Exercise goal: Work out the number of lines in the records that include the word "Sprint"; reply with that number alone.

----- Input

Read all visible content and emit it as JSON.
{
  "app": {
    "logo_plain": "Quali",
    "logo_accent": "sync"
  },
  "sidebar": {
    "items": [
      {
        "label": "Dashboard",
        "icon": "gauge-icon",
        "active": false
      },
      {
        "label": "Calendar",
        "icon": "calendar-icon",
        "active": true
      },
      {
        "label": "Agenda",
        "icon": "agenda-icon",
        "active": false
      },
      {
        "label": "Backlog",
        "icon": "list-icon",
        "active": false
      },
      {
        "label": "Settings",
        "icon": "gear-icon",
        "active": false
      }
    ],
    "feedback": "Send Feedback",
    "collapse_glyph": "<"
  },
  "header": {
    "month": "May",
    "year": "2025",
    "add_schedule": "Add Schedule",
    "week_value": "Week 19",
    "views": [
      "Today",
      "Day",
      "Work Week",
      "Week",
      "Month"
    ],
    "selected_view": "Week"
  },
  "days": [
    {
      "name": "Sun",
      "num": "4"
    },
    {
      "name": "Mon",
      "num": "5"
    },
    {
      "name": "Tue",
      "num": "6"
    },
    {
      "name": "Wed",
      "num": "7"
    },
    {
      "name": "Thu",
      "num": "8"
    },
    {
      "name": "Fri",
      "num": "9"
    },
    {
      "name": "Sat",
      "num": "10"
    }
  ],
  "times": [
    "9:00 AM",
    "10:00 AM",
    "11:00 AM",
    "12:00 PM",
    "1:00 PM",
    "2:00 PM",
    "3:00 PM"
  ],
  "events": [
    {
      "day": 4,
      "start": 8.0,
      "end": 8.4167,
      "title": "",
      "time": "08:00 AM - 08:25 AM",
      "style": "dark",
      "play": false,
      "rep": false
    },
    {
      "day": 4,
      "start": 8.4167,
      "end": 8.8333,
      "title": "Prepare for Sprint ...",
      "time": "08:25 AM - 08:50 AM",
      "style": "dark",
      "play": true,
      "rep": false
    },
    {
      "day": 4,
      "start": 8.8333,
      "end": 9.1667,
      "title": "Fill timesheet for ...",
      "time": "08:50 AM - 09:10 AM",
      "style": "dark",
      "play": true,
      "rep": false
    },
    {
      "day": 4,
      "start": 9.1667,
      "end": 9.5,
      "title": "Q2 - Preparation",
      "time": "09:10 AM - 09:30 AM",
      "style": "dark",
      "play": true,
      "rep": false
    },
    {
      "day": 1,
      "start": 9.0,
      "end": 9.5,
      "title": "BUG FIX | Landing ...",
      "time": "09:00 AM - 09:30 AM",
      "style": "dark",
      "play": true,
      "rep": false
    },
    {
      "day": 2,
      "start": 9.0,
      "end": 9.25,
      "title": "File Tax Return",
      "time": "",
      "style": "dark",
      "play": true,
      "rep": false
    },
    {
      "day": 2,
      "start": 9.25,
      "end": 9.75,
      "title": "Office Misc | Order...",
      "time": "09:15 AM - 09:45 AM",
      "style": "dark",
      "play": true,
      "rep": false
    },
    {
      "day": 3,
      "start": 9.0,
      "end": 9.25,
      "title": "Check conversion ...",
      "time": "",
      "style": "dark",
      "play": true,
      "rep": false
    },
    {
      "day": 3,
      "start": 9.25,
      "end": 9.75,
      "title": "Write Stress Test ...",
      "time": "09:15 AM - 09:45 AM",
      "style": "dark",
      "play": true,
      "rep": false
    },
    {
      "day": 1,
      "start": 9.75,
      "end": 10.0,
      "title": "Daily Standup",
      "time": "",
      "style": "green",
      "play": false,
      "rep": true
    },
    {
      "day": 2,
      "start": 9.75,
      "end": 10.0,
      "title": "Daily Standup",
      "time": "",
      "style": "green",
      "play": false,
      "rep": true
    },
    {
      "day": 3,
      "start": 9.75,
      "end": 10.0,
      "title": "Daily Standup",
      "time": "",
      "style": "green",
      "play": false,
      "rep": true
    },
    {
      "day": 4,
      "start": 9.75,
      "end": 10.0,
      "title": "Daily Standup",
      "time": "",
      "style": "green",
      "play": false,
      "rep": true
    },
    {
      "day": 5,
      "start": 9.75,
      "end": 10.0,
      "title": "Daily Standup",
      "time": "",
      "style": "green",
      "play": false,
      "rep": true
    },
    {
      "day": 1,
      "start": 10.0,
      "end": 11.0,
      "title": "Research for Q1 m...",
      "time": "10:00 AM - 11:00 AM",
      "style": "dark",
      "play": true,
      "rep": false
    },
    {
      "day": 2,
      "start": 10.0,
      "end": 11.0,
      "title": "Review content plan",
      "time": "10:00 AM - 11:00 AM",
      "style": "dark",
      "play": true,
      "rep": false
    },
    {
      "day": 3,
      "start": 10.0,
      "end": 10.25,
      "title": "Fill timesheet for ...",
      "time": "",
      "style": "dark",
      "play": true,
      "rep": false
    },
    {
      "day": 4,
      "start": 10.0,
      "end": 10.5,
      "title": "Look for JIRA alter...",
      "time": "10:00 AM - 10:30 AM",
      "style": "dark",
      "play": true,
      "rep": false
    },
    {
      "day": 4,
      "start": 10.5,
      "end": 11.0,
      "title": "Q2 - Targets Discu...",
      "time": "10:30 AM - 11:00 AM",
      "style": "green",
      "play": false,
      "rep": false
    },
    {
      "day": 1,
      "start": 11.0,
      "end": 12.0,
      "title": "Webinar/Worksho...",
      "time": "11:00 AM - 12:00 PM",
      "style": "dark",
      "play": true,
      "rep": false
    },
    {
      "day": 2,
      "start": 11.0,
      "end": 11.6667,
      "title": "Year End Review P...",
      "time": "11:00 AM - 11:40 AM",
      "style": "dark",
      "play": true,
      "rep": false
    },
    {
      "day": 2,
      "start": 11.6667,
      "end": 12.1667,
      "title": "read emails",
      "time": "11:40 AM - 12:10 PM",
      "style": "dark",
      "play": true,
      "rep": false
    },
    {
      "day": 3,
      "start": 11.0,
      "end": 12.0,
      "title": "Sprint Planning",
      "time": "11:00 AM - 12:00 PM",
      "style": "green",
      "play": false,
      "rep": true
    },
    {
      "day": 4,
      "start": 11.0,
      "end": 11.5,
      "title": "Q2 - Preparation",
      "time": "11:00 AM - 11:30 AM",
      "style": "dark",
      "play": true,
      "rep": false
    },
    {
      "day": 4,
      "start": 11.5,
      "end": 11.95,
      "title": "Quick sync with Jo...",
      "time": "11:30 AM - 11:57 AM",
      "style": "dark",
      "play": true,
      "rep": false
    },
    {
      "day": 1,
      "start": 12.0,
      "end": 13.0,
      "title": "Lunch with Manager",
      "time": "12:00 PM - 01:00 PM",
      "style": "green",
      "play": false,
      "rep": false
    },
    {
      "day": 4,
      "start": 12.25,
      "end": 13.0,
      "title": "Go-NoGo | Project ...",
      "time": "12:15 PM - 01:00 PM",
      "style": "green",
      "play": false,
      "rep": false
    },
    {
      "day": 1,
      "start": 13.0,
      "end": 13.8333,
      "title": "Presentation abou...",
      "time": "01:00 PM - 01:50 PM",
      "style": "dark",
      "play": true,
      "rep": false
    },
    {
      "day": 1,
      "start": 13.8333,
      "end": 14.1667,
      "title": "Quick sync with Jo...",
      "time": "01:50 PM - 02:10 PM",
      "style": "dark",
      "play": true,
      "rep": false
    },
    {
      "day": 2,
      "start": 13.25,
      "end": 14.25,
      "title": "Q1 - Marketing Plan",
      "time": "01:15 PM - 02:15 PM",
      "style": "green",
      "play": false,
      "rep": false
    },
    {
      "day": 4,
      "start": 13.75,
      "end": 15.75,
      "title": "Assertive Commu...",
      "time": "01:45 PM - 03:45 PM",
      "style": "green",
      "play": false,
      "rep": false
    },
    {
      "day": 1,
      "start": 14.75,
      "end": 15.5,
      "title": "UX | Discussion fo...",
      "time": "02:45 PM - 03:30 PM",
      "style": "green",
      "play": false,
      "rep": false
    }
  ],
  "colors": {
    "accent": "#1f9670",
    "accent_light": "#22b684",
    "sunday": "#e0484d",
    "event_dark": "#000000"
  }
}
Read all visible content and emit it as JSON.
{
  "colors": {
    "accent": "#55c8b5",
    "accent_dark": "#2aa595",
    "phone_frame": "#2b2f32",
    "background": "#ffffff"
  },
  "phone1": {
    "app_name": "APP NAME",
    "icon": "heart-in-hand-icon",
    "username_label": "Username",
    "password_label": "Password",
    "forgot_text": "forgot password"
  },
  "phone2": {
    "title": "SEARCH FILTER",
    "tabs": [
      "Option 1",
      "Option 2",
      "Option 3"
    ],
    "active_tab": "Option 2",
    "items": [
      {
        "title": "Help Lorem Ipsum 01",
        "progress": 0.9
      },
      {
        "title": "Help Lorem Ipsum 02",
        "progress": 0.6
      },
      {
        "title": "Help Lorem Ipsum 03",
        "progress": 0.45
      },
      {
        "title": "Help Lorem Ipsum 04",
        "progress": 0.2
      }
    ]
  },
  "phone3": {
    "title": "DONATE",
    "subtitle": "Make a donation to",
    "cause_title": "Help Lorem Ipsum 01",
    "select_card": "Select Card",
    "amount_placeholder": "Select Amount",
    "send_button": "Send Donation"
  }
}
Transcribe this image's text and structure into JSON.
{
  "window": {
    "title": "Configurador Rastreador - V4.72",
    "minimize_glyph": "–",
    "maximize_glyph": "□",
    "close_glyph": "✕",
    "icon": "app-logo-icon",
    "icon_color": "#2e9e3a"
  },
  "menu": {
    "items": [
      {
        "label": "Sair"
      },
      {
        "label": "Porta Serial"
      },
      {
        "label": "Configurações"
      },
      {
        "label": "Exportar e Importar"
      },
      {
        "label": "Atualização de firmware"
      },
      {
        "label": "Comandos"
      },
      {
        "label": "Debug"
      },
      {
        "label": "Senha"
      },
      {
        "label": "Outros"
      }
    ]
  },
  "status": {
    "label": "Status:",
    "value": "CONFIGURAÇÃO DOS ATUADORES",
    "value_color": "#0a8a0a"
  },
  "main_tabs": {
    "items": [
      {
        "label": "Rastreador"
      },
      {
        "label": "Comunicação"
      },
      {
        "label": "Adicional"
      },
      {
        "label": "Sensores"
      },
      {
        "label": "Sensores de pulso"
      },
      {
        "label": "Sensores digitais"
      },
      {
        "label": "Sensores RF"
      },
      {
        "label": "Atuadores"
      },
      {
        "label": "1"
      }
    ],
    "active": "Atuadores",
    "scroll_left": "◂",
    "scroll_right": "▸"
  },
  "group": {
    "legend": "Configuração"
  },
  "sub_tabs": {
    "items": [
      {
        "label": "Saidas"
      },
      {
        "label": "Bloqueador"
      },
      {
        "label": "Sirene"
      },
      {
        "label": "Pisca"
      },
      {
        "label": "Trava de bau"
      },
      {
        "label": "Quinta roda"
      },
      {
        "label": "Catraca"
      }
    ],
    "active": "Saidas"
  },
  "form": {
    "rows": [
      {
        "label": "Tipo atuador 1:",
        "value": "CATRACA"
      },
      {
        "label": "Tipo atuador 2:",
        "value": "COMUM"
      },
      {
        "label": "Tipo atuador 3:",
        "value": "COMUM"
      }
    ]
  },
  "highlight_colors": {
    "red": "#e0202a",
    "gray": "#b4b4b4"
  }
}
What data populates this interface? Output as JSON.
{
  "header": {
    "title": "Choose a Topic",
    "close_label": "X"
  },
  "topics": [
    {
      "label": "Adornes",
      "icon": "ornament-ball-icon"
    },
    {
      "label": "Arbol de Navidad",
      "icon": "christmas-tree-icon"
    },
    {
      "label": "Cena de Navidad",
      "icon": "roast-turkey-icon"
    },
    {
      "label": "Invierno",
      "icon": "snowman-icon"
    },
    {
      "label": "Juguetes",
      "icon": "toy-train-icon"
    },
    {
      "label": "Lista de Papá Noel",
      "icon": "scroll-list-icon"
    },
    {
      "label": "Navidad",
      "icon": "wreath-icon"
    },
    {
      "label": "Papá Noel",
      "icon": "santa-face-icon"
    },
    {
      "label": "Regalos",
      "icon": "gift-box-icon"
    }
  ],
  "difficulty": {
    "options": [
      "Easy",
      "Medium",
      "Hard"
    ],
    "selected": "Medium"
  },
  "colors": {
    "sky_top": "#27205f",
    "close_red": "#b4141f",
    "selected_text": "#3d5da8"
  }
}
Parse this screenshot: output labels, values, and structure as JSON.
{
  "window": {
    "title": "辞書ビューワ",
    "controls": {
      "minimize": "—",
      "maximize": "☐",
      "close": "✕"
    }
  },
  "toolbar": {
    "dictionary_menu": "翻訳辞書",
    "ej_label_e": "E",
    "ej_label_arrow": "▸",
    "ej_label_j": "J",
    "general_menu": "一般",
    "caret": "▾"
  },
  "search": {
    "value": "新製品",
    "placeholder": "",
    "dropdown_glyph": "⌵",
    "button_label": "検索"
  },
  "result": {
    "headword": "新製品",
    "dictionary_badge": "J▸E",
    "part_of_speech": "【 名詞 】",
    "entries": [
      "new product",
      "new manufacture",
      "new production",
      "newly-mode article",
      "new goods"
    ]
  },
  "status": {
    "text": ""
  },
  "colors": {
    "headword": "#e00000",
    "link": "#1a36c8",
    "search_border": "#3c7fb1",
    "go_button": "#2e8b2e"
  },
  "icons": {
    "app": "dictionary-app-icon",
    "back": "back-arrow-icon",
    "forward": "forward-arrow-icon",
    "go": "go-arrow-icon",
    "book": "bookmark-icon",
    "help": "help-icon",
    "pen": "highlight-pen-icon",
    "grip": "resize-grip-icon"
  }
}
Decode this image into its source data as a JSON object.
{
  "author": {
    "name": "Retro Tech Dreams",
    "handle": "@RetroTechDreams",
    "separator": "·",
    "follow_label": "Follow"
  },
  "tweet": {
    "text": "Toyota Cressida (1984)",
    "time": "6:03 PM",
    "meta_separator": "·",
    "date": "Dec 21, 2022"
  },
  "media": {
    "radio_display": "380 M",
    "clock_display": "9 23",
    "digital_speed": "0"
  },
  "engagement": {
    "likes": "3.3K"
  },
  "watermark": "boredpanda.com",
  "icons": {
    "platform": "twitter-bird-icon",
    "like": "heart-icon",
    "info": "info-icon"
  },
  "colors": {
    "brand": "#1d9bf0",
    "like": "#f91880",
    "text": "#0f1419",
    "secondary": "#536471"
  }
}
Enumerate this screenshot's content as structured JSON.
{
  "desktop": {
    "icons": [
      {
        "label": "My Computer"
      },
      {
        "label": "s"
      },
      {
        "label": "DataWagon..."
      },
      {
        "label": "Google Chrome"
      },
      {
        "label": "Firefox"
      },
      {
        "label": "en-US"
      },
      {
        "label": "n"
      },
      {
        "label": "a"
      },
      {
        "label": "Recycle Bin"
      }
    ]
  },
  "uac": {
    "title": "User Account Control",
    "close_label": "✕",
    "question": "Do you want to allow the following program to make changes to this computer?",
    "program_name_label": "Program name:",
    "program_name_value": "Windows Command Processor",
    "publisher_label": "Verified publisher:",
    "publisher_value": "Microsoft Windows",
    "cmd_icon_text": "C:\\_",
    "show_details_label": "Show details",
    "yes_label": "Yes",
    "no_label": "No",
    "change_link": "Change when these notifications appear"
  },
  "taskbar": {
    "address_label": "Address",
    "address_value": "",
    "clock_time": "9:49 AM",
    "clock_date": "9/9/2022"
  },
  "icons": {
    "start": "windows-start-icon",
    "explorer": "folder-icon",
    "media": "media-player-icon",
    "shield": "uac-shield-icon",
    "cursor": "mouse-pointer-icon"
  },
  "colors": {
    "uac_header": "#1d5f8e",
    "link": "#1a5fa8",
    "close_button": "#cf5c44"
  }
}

----------

Result: 2